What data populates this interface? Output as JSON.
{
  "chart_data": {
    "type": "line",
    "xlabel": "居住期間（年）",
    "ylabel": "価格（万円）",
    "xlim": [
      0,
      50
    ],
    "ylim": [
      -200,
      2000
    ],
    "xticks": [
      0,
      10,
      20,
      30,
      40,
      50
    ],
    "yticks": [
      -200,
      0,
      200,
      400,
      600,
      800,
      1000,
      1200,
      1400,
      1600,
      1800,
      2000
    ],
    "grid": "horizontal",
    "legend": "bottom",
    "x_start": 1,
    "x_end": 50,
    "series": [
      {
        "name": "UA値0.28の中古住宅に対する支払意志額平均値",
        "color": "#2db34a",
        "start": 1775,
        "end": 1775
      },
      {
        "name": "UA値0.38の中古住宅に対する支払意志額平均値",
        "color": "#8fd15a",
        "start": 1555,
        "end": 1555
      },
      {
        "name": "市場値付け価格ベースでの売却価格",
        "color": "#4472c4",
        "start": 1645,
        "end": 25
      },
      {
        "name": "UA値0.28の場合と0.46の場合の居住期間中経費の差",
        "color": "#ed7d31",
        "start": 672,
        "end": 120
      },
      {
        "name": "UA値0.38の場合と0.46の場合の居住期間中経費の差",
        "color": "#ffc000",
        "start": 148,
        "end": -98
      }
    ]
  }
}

********

» Your task
Restate the listing in full, word for word.

» Task response
What data populates this interface? Output as JSON.
{
  "chart_data": {
    "type": "line",
    "xlabel": "居住期間（年）",
    "ylabel": "価格（万円）",
    "xlim": [
      0,
      50
    ],
    "ylim": [
      -200,
      2000
    ],
    "xticks": [
      0,
      10,
      20,
      30,
      40,
      50
    ],
    "yticks": [
      -200,
      0,
      200,
      400,
      600,
      800,
      1000,
      1200,
      1400,
      1600,
      1800,
      2000
    ],
    "grid": "horizontal",
    "legend": "bottom",
    "x_start": 1,
    "x_end": 50,
    "series": [
      {
        "name": "UA値0.28の中古住宅に対する支払意志額平均値",
        "color": "#2db34a",
        "start": 1775,
        "end": 1775
      },
      {
        "name": "UA値0.38の中古住宅に対する支払意志額平均値",
        "color": "#8fd15a",
        "start": 1555,
        "end": 1555
      },
      {
        "name": "市場値付け価格ベースでの売却価格",
        "color": "#4472c4",
        "start": 1645,
        "end": 25
      },
      {
        "name": "UA値0.28の場合と0.46の場合の居住期間中経費の差",
        "color": "#ed7d31",
        "start": 672,
        "end": 120
      },
      {
        "name": "UA値0.38の場合と0.46の場合の居住期間中経費の差",
        "color": "#ffc000",
        "start": 148,
        "end": -98
      }
    ]
  }
}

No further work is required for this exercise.